►
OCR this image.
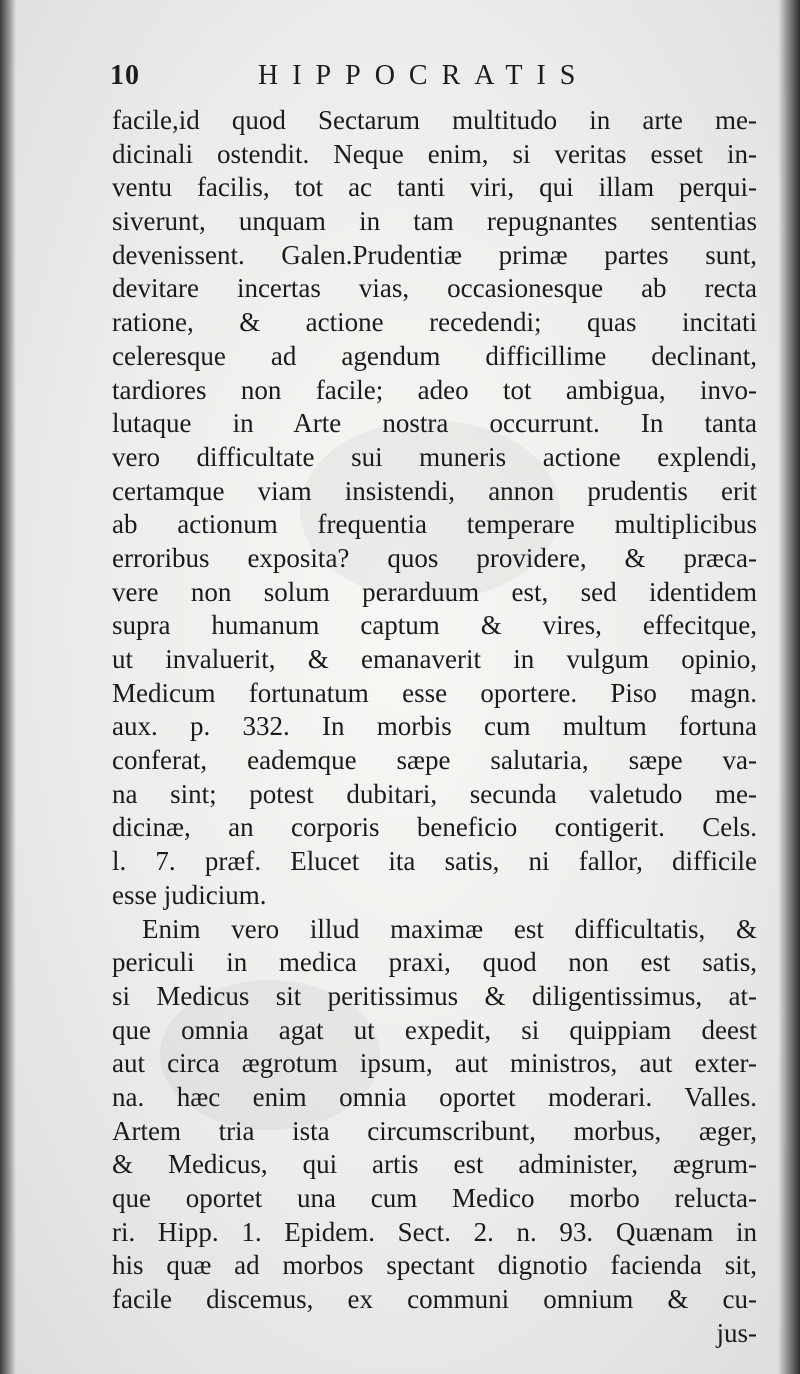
10	HIPPOCRATIS
facile,id quod Sectarum multitudo in arte me-
dicinali ostendit. Neque enim, si veritas esset in-
ventu facilis, tot ac tanti viri, qui illam perqui-
siverunt, unquam in tam repugnantes sententias
devenissent. Galen.Prudentiæ primæ partes sunt,
devitare incertas vias, occasionesque ab recta
ratione, & actione recedendi; quas incitati
celeresque ad agendum difficillime declinant,
tardiores non facile; adeo tot ambigua, invo-
lutaque in Arte nostra occurrunt. In tanta
vero difficultate sui muneris actione explendi,
certamque viam insistendi, annon prudentis erit
ab actionum frequentia temperare multiplicibus
erroribus exposita? quos providere, & præca-
vere non solum perarduum est, sed identidem
supra humanum captum & vires, effecitque,
ut invaluerit, & emanaverit in vulgum opinio,
Medicum fortunatum esse oportere. Piso magn.
aux. p. 332. In morbis cum multum fortuna
conferat, eademque sæpe salutaria, sæpe va-
na sint; potest dubitari, secunda valetudo me-
dicinæ, an corporis beneficio contigerit. Cels.
l. 7. præf. Elucet ita satis, ni fallor, difficile
esse judicium.
Enim vero illud maximæ est difficultatis, &
periculi in medica praxi, quod non est satis,
si Medicus sit peritissimus & diligentissimus, at-
que omnia agat ut expedit, si quippiam deest
aut circa ægrotum ipsum, aut ministros, aut exter-
na. hæc enim omnia oportet moderari. Valles.
Artem tria ista circumscribunt, morbus, æger,
& Medicus, qui artis est administer, ægrum-
que oportet una cum Medico morbo relucta-
ri. Hipp. 1. Epidem. Sect. 2. n. 93. Quænam in
his quæ ad morbos spectant dignotio facienda sit,
facile discemus, ex communi omnium & cu-
jus-
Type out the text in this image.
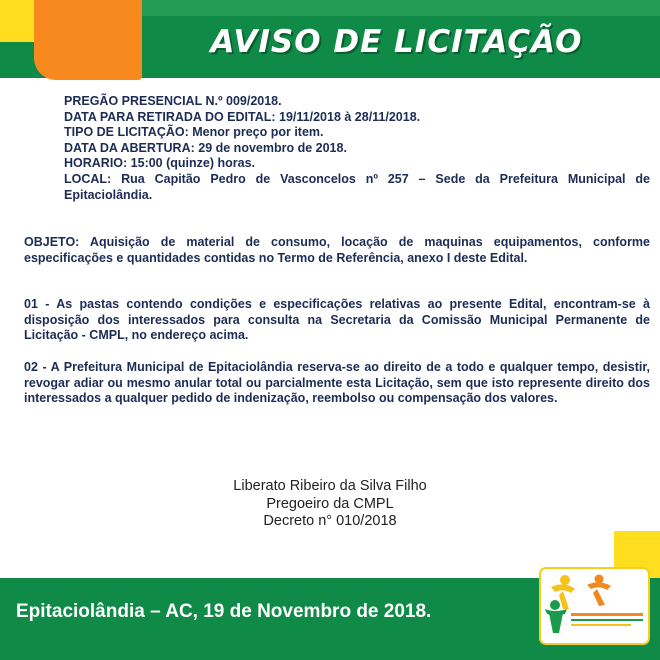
AVISO DE LICITAÇÃO
PREGÃO PRESENCIAL N.º 009/2018.
DATA PARA RETIRADA DO EDITAL: 19/11/2018 à 28/11/2018.
TIPO DE LICITAÇÃO: Menor preço por item.
DATA DA ABERTURA: 29 de novembro de 2018.
HORARIO: 15:00 (quinze) horas.
LOCAL: Rua Capitão Pedro de Vasconcelos nº 257 – Sede da Prefeitura Municipal de Epitaciolândia.

OBJETO: Aquisição de material de consumo, locação de maquinas equipamentos, conforme especificações e quantidades contidas no Termo de Referência, anexo I deste Edital.

01 - As pastas contendo condições e especificações relativas ao presente Edital, encontram-se à disposição dos interessados para consulta na Secretaria da Comissão Municipal Permanente de Licitação - CMPL, no endereço acima.

02 - A Prefeitura Municipal de Epitaciolândia reserva-se ao direito de a todo e qualquer tempo, desistir, revogar adiar ou mesmo anular total ou parcialmente esta Licitação, sem que isto represente direito dos interessados a qualquer pedido de indenização, reembolso ou compensação dos valores.

Liberato Ribeiro da Silva Filho
Pregoeiro da CMPL
Decreto n° 010/2018
Epitaciolândia – AC, 19 de Novembro de 2018.
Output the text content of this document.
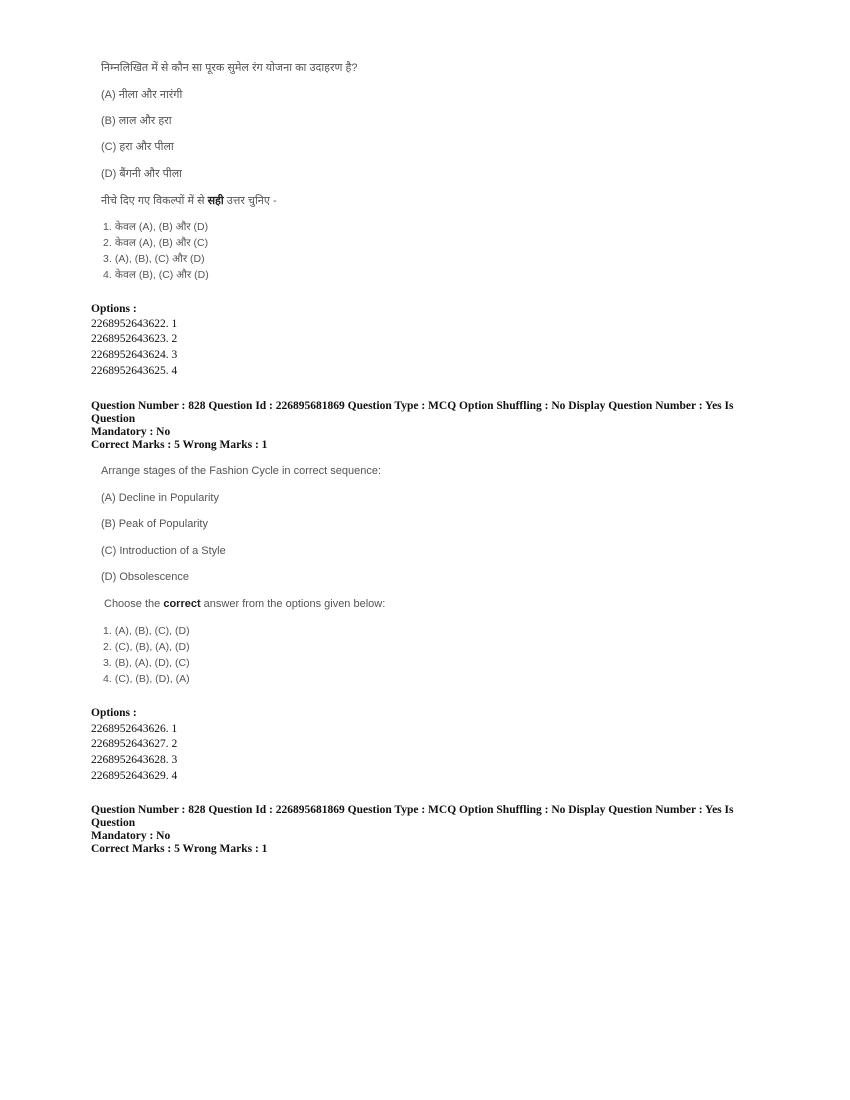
निम्नलिखित में से कौन सा पूरक सुमेल रंग योजना का उदाहरण है?
(A) नीला और नारंगी
(B) लाल और हरा
(C) हरा और पीला
(D) बैंगनी और पीला
नीचे दिए गए विकल्पों में से सही उत्तर चुनिए -
1. केवल (A), (B) और (D)
2. केवल (A), (B) और (C)
3. (A), (B), (C) और (D)
4. केवल (B), (C) और (D)
Options :
2268952643622. 1
2268952643623. 2
2268952643624. 3
2268952643625. 4
Question Number : 828 Question Id : 226895681869 Question Type : MCQ Option Shuffling : No Display Question Number : Yes Is Question
Mandatory : No
Correct Marks : 5 Wrong Marks : 1
Arrange stages of the Fashion Cycle in correct sequence:
(A) Decline in Popularity
(B) Peak of Popularity
(C) Introduction of a Style
(D) Obsolescence
Choose the correct answer from the options given below:
1. (A), (B), (C), (D)
2. (C), (B), (A), (D)
3. (B), (A), (D), (C)
4. (C), (B), (D), (A)
Options :
2268952643626. 1
2268952643627. 2
2268952643628. 3
2268952643629. 4
Question Number : 828 Question Id : 226895681869 Question Type : MCQ Option Shuffling : No Display Question Number : Yes Is Question
Mandatory : No
Correct Marks : 5 Wrong Marks : 1
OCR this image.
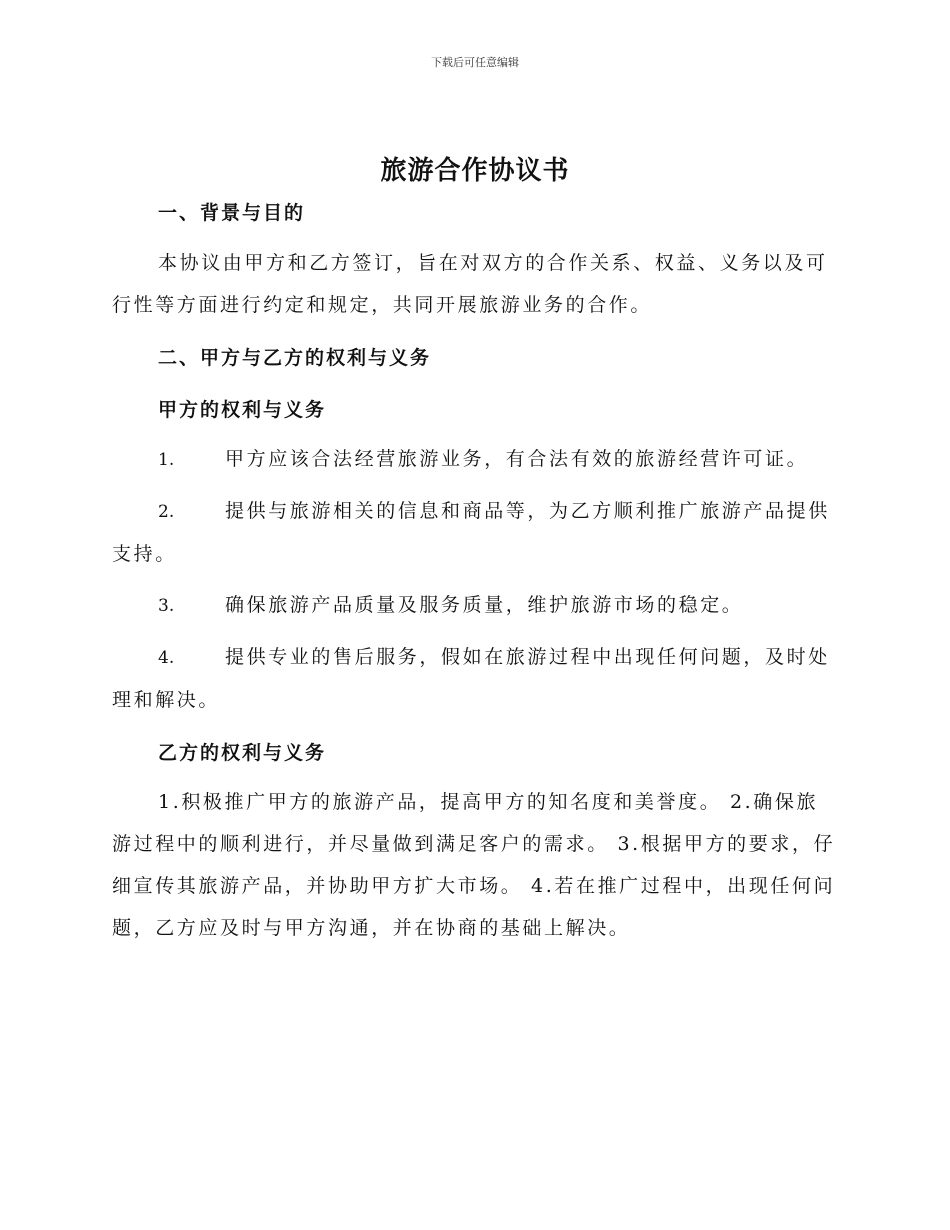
下载后可任意编辑
旅游合作协议书
一、背景与目的
本协议由甲方和乙方签订，旨在对双方的合作关系、权益、义务以及可行性等方面进行约定和规定，共同开展旅游业务的合作。
二、甲方与乙方的权利与义务
甲方的权利与义务
1.	甲方应该合法经营旅游业务，有合法有效的旅游经营许可证。
2.	提供与旅游相关的信息和商品等，为乙方顺利推广旅游产品提供支持。
3.	确保旅游产品质量及服务质量，维护旅游市场的稳定。
4.	提供专业的售后服务，假如在旅游过程中出现任何问题，及时处理和解决。
乙方的权利与义务
1.积极推广甲方的旅游产品，提高甲方的知名度和美誉度。 2.确保旅游过程中的顺利进行，并尽量做到满足客户的需求。 3.根据甲方的要求，仔细宣传其旅游产品，并协助甲方扩大市场。 4.若在推广过程中，出现任何问题，乙方应及时与甲方沟通，并在协商的基础上解决。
◄
__WHAT YOU NEED TO DO__. Give the number of lines in the entries above that include the string "omnia". No other output is expected.

__FINAL RESULT__. 2